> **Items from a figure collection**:
* * *
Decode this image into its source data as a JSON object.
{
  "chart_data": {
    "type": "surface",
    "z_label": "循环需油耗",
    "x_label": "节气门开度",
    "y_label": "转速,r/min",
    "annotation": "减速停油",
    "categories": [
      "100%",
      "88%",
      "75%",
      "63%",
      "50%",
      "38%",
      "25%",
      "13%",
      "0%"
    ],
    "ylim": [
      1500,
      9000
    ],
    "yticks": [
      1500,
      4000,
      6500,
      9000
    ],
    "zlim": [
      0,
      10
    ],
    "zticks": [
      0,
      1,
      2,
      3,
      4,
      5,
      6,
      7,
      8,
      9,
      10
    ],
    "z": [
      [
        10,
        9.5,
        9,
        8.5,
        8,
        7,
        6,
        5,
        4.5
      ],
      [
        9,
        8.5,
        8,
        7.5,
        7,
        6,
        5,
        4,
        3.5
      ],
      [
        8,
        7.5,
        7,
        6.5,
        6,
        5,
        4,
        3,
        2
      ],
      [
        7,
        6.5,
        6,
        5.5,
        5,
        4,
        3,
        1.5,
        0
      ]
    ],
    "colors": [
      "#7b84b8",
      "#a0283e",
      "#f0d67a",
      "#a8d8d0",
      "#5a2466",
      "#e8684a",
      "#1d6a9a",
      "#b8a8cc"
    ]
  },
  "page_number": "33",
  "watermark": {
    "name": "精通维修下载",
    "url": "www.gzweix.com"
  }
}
* * *
Using the data above, return each line exactly as written.

> **CORRECT RESPONSE**:
Decode this image into its source data as a JSON object.
{
  "chart_data": {
    "type": "surface",
    "z_label": "循环需油耗",
    "x_label": "节气门开度",
    "y_label": "转速,r/min",
    "annotation": "减速停油",
    "categories": [
      "100%",
      "88%",
      "75%",
      "63%",
      "50%",
      "38%",
      "25%",
      "13%",
      "0%"
    ],
    "ylim": [
      1500,
      9000
    ],
    "yticks": [
      1500,
      4000,
      6500,
      9000
    ],
    "zlim": [
      0,
      10
    ],
    "zticks": [
      0,
      1,
      2,
      3,
      4,
      5,
      6,
      7,
      8,
      9,
      10
    ],
    "z": [
      [
        10,
        9.5,
        9,
        8.5,
        8,
        7,
        6,
        5,
        4.5
      ],
      [
        9,
        8.5,
        8,
        7.5,
        7,
        6,
        5,
        4,
        3.5
      ],
      [
        8,
        7.5,
        7,
        6.5,
        6,
        5,
        4,
        3,
        2
      ],
      [
        7,
        6.5,
        6,
        5.5,
        5,
        4,
        3,
        1.5,
        0
      ]
    ],
    "colors": [
      "#7b84b8",
      "#a0283e",
      "#f0d67a",
      "#a8d8d0",
      "#5a2466",
      "#e8684a",
      "#1d6a9a",
      "#b8a8cc"
    ]
  },
  "page_number": "33",
  "watermark": {
    "name": "精通维修下载",
    "url": "www.gzweix.com"
  }
}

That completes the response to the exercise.